Sorry, back on subject
Plex Media Server, for example, has all data mounted at /var/lib/plexmediaserver but on a separate SSD labeled Aemilius. My OS drive isn't nearly big enough to house all the metadata and therefore my OS runs faster and Plex can run at all.
Which leads me to why I need a dedicated server for Plex (yeah, it took a while to get here and I bet you forgot. Yeah, I did, too): nothing but Ubuntu Server, a basic GUI distro, Plex Media Server, and all packages required to run it will be on the OS drive. Provided I plan the organizational structure carefully and assume its permanent (aka Why Did I Put Fanvids With All the Random Video??????), once it's all installed, configured, and running, all I'll need to do is minimal maintenance and updates and ignore it otherwise. And my home server can return to being for ripping, encoding, experimenting, and as needed, nuking.
I was originally thinking NAS--after all, those are made for Plex and media servers, right? Dedicated, less expensive, easy to use?
Funny story: I googled on which one to get. Color me surprised: none of them. Low processor power and low RAM (non-expandable) were an issue (aka, playing 4K movies, playing multiple movies on different devices at the same time, playing movies with subtitles on, transcoding, you know, the things the NAS was purchased to do?) but also? Expensive as fuck. And that doesn't include the price of the hard drives to put in it, which you buy separately.
Most recommended NAS for Plex: Synology Bay DiskStation DS1019 - $639.99. The five bay expansion to this costs $449.
You know what's almost half the price, has a much, much, much better processor, more and better RAM, comes with four bays, has a DVD RW (not needed but is there), and RAM is expandable to 64 GB (and possibly 128) and drive bays expandable to six (and some have gotten eight) with the purchase of a SATA PCI-E controller card that retails under $30? It even comes with a 1T hard drive.
Dell PowerEdge T30 Tower Server (2017) - $370.94
In case you're curious: this is the current top recommendation for a Plex Media Server.
Dell PowerEdge T30 Tower Server (2019) - $479 and the price is more than justified by twice the RAM of the 2017 (16GB) and a 2 TB hard drive.
I am seriously not over this. That Xeon chip can play two to four 4K movies simultaneously, can transcode on the fly, and probably clears your skin and removes wrinkles, this processor has power to spare. Pair that up with all that RAM.....
Yes, I did start a budget for this like right now.
Look, if anyone here is thinking of getting that Synology because you don't want to do the OS installation and configuration and all that--I have a counteroffer. For less than the difference in price between those two you can buy me a plane ticket to come to your house for the weekend and do it for you--set up, installation, configuration, format, partition and mounting of all drives, customization, and teach you how to do it yourself as well, and that server will be up and running and you will be watching movies before I leave. I may even do some tagging for you. Price of labor is meals and a Good Omens binge on Saturday night, maybe some squeeing, vodka and ice cream, and nachos. I'll even bring salsa.

▶ **WHAT THIS TASK INVOLVES**: Duplicate the passage of the Plex server post that begins with the words "I am seriously" and ends after the words "like right now.".

▶ **RECORDED INFORMATION**:
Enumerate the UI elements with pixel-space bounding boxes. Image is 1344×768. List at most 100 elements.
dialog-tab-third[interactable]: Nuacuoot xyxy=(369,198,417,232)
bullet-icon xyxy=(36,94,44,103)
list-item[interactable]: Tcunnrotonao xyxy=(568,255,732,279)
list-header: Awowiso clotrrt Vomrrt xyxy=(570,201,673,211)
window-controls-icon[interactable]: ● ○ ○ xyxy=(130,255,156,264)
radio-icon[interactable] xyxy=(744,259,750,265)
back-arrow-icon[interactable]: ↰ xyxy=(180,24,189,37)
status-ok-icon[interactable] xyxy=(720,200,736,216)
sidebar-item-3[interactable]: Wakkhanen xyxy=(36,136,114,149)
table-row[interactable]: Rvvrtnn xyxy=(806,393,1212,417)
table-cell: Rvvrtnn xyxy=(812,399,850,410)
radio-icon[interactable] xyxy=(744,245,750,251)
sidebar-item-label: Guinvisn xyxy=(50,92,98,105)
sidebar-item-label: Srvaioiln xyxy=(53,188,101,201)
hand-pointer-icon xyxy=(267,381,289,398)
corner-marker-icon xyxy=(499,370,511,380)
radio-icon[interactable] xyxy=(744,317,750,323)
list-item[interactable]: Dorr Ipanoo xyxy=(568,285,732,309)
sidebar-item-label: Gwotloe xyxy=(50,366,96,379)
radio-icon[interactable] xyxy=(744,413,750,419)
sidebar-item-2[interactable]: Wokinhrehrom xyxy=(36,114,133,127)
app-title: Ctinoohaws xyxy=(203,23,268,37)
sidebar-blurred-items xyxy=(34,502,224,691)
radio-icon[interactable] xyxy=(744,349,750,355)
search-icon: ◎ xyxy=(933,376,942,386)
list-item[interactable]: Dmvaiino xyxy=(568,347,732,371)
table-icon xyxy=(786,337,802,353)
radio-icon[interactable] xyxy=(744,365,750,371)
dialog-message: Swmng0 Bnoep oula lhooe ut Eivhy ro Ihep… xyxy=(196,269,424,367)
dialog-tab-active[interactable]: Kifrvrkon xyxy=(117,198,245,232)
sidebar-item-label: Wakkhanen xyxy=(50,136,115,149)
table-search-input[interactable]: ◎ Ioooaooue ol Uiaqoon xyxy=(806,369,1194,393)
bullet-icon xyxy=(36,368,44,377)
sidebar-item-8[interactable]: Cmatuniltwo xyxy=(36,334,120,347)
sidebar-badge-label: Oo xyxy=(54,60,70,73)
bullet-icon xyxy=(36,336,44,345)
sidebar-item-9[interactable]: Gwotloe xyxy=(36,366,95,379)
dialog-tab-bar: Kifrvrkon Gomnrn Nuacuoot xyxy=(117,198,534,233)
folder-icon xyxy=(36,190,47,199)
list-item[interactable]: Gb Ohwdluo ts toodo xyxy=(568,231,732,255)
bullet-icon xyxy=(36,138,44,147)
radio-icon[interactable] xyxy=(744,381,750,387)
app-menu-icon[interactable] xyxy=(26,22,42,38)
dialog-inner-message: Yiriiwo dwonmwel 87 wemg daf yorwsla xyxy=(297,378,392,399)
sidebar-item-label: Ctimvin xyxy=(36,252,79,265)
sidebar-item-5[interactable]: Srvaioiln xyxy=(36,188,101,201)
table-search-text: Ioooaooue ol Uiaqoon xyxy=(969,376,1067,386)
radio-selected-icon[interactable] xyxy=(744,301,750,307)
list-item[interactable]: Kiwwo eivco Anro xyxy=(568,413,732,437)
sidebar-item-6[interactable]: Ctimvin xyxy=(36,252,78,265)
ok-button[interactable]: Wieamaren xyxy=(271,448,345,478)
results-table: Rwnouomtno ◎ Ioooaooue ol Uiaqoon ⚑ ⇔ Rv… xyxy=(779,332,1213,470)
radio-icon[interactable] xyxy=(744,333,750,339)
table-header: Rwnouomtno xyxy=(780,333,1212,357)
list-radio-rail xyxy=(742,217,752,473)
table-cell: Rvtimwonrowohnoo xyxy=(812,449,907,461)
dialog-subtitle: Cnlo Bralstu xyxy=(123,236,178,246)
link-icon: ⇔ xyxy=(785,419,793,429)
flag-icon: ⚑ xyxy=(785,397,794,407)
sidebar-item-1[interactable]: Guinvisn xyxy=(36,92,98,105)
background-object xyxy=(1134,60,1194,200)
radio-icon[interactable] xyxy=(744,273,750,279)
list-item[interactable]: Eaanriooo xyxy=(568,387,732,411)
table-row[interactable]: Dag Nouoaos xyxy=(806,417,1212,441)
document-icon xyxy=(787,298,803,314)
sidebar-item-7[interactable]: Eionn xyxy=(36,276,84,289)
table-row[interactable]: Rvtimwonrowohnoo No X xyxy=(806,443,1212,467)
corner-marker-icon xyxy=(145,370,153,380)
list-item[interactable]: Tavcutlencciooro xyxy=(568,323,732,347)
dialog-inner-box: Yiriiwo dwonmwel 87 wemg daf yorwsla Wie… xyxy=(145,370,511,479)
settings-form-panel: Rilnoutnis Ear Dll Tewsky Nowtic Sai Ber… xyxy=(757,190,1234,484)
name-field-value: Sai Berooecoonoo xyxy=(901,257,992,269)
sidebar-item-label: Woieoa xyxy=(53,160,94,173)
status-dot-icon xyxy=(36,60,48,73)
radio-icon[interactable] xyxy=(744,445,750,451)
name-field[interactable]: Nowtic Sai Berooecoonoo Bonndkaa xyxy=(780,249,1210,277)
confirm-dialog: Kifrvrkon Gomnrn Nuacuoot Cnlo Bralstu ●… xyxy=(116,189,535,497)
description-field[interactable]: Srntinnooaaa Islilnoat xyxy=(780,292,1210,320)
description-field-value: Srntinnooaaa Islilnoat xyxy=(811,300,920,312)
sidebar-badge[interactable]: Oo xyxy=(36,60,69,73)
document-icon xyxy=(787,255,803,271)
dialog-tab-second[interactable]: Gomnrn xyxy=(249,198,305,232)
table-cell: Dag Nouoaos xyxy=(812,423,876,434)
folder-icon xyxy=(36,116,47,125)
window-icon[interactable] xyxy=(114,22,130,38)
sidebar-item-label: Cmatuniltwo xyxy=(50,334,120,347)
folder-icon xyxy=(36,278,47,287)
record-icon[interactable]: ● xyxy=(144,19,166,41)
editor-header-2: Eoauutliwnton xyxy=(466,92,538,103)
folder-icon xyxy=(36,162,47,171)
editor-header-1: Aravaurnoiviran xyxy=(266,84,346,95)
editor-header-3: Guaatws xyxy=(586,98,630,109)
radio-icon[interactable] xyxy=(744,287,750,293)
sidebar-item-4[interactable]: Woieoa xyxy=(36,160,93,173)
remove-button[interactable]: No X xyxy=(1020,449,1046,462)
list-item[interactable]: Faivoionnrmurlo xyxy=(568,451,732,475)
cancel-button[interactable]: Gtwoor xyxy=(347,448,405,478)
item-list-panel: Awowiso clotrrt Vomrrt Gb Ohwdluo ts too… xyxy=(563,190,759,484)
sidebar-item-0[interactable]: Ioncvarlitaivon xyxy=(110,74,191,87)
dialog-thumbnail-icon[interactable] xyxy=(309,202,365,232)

▶ **ANSWER TO THE PROBLEM**:
I am seriously not over this. That Xeon chip can play two to four 4K movies simultaneously, can transcode on the fly, and probably clears your skin and removes wrinkles, this processor has power to spare. Pair that up with all that RAM.....
Yes, I did start a budget for this like right now.